-- BEGIN Records shown --

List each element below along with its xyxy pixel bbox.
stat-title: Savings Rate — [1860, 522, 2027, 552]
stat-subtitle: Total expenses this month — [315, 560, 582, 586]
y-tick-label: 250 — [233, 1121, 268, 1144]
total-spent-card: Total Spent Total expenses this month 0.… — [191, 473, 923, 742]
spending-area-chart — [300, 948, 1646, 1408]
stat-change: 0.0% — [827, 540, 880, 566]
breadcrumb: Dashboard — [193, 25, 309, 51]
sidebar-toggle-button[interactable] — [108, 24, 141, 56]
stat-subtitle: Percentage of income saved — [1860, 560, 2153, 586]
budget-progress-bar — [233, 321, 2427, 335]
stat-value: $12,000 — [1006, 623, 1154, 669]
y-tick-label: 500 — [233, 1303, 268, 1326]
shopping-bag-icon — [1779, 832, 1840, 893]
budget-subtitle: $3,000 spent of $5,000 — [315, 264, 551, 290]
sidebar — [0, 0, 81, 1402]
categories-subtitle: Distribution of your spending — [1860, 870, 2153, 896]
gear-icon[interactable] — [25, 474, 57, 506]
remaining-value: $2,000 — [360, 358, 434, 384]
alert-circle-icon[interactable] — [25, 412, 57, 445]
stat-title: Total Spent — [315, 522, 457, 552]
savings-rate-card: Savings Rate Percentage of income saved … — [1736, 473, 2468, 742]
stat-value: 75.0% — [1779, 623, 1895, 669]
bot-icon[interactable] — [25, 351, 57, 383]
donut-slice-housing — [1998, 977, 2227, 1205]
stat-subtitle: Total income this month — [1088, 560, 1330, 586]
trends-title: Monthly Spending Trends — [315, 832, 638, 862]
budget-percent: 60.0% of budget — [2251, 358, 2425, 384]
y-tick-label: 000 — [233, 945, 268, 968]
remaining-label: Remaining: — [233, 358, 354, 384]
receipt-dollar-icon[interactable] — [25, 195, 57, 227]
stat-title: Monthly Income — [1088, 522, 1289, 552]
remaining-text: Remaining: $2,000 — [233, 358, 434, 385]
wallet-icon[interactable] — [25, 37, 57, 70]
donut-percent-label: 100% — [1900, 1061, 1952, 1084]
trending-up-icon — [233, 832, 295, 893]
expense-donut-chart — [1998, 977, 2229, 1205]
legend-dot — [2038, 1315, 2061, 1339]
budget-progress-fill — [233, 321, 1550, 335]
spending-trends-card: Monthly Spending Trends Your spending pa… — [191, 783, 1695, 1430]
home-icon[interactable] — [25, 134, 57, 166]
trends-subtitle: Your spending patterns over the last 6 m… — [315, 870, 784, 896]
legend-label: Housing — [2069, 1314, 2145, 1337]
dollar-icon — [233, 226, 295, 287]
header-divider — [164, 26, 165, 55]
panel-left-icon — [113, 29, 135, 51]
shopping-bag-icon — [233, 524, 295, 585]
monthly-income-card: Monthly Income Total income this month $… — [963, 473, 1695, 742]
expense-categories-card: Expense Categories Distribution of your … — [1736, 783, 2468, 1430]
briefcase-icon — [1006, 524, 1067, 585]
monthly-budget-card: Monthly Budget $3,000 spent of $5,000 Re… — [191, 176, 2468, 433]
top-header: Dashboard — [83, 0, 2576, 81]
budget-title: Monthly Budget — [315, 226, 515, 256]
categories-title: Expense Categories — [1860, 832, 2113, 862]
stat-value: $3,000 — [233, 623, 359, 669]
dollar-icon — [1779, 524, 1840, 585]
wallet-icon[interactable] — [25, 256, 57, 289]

-- END Records shown --
-- BEGIN Records shown --

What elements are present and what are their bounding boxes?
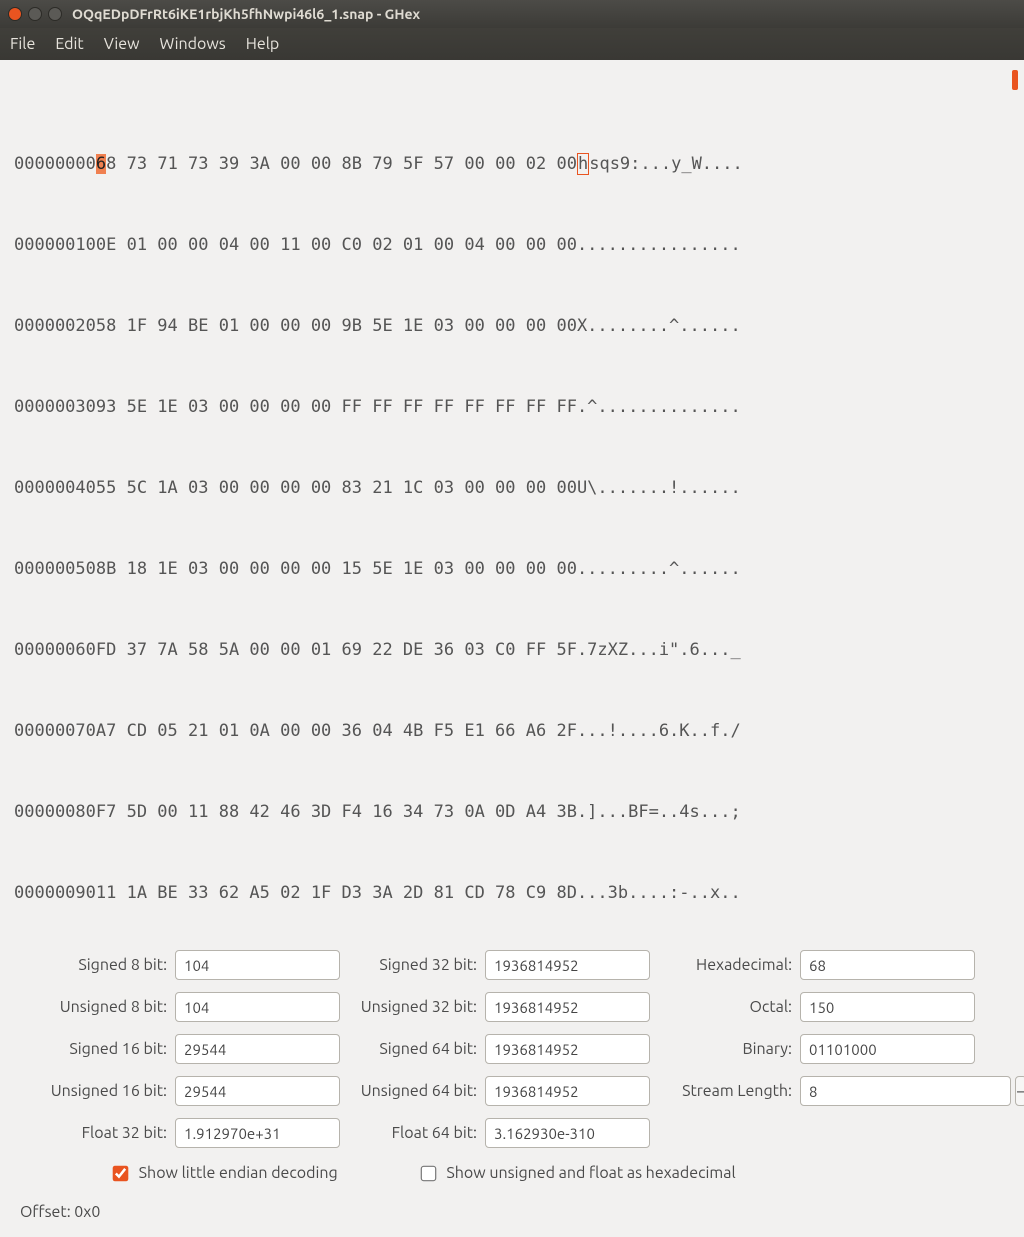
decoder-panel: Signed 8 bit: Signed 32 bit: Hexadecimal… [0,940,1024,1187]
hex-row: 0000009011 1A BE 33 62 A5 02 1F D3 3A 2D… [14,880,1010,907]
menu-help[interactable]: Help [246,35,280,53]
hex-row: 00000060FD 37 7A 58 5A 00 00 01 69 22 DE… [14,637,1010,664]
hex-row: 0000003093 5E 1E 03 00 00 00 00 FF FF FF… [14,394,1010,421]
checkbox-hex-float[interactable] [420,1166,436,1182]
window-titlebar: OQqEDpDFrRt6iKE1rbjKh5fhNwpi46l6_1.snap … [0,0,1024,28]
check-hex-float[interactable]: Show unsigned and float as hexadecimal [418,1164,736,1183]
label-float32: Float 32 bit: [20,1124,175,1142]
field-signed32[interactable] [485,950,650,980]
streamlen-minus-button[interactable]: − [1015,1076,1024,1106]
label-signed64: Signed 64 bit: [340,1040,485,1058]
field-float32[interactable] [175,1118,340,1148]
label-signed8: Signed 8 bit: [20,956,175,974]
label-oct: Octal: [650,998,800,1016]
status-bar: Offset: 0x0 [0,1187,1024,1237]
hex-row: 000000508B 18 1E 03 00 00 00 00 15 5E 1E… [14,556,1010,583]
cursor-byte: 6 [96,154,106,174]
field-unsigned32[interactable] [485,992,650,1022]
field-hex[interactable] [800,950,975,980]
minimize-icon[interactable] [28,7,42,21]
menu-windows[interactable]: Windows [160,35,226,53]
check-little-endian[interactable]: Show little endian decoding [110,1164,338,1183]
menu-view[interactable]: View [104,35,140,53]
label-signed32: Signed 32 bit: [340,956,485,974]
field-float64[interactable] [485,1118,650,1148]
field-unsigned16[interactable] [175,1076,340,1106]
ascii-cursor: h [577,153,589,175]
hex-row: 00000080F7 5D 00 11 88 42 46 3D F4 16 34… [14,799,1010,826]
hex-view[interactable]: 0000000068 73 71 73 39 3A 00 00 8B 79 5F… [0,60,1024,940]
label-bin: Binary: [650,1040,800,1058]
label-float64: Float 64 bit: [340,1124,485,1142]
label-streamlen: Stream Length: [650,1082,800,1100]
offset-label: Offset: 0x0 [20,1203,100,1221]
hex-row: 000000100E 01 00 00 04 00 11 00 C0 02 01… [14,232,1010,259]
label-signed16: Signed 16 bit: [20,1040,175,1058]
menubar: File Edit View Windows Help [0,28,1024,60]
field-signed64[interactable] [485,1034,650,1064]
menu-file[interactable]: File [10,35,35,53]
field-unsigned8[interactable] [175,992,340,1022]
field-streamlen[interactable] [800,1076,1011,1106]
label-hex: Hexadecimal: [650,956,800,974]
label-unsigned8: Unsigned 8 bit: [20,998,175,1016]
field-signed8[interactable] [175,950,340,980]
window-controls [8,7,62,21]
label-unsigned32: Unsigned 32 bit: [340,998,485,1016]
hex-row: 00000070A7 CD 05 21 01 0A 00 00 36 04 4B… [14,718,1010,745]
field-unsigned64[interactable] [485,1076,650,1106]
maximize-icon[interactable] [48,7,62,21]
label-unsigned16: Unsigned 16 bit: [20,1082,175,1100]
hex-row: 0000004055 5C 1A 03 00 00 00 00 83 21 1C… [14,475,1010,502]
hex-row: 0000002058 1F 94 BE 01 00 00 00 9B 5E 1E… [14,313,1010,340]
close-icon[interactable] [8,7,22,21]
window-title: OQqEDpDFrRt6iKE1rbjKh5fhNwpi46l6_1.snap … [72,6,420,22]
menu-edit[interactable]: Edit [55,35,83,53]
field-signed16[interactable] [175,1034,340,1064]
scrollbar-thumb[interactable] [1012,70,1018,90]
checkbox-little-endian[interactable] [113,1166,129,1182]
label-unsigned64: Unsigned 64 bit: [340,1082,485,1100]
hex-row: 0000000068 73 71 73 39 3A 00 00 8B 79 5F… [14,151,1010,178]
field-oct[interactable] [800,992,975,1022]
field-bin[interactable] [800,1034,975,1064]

-- END Records shown --
-- BEGIN Records shown --

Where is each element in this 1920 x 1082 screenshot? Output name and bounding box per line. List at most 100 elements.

-- END Records shown --

## Problem details
Format the records from the line with "What elements are" to the line with "hex-row: 0000003093 5E" as a two-column CSV headed instruction and response. Give one row per record, with its text under instruction and its answer under response, each in a single quoted field with line breaks replaced by spaces, and leave the pictures out.

## Solved problem
instruction,response
"What elements are present and what are their bounding boxes?","decoder-panel: Signed 8 bit: Signed 32 bit: Hexadecimal… [0,940,1024,1187] hex-row: 0000009011 1A BE 33 62 A5 02 1F D3 3A 2D… [14,880,1010,907] menu-help[interactable]: Help [246,35,280,53] hex-row: 00000060FD 37 7A 58 5A 00 00 01 69 22 DE… [14,637,1010,664] hex-row: 0000003093 5E 1E 03 00 00 00 00 FF FF FF… [14,394,1010,421]"